GOAL:
For the entries below, how many lines include the word "Actual"? Give the figure and nothing more.
____ INPUT DATA
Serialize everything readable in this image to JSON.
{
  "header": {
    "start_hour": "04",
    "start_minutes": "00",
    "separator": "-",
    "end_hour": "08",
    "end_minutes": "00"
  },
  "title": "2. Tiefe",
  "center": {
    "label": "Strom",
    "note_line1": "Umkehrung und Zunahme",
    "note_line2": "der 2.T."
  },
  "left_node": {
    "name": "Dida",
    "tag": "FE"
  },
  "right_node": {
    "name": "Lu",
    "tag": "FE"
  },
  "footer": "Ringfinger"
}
________
____ INPUT DATA
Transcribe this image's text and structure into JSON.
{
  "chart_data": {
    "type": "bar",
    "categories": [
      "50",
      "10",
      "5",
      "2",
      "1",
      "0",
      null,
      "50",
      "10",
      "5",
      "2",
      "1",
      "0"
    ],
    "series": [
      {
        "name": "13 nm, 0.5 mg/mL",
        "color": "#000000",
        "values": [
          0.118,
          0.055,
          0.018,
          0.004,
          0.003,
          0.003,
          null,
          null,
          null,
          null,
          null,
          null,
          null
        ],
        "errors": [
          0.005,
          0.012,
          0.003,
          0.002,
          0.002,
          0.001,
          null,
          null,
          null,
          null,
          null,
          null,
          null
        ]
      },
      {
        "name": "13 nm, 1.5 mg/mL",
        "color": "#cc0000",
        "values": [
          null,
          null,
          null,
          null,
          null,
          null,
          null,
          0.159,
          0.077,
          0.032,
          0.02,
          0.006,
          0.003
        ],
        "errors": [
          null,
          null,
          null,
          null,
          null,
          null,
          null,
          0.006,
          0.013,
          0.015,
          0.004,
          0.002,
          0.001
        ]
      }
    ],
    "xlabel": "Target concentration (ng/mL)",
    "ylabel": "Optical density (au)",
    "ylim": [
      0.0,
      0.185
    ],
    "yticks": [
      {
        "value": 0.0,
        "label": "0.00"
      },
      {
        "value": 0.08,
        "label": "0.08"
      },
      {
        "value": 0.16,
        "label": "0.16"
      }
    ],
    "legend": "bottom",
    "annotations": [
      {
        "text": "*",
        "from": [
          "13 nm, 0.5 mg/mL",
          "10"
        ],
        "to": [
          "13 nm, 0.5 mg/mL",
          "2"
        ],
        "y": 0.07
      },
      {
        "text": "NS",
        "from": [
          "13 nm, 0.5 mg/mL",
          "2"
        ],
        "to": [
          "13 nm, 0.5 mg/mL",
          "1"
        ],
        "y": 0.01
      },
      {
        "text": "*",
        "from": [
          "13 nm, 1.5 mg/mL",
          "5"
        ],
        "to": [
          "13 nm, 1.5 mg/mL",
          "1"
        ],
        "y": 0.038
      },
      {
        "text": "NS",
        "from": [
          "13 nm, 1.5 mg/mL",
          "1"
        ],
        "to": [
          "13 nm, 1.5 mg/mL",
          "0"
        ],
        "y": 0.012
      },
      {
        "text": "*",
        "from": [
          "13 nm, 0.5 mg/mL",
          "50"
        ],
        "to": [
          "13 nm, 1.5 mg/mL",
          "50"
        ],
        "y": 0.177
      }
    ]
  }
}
________
____ INPUT DATA
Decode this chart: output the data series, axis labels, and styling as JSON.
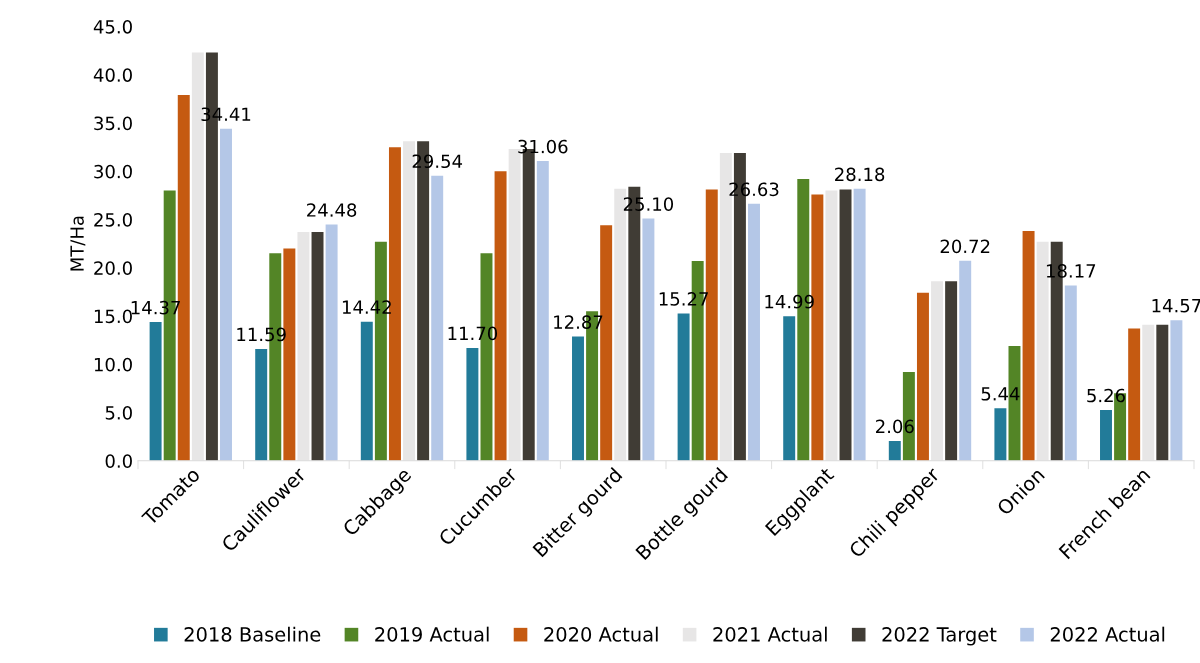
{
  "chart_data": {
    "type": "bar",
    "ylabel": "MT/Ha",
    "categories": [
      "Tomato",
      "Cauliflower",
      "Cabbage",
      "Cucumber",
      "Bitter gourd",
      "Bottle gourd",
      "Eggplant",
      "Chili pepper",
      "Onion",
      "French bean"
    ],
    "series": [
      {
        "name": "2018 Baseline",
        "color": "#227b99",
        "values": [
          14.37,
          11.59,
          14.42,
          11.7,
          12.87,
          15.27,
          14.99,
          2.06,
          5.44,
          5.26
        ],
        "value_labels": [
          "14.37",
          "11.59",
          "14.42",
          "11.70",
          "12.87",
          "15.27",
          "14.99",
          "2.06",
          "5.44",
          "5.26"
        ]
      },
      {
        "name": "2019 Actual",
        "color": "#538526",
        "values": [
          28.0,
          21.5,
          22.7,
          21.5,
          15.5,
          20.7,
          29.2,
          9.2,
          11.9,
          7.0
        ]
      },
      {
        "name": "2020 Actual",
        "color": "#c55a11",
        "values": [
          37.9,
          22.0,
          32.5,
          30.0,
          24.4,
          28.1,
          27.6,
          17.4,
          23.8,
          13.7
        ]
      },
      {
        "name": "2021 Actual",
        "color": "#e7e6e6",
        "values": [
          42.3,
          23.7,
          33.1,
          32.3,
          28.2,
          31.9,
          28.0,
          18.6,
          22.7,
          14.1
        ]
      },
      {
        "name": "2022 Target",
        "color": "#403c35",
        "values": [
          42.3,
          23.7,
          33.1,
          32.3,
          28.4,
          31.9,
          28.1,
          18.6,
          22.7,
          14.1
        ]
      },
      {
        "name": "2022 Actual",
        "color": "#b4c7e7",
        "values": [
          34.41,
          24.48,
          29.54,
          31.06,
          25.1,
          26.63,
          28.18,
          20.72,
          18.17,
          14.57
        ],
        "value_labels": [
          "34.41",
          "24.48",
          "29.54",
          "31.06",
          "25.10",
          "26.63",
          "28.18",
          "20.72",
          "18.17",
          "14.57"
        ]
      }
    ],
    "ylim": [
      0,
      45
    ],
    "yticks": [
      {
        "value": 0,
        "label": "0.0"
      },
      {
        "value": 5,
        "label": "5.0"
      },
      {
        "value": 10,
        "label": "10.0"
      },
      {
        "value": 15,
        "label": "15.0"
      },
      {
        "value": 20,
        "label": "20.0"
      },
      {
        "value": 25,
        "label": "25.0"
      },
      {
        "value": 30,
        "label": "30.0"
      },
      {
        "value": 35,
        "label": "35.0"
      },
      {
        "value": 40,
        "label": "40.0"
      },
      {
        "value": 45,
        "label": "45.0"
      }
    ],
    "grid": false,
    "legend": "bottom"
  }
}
________
RESULT FOR THIS EXERCISE:
4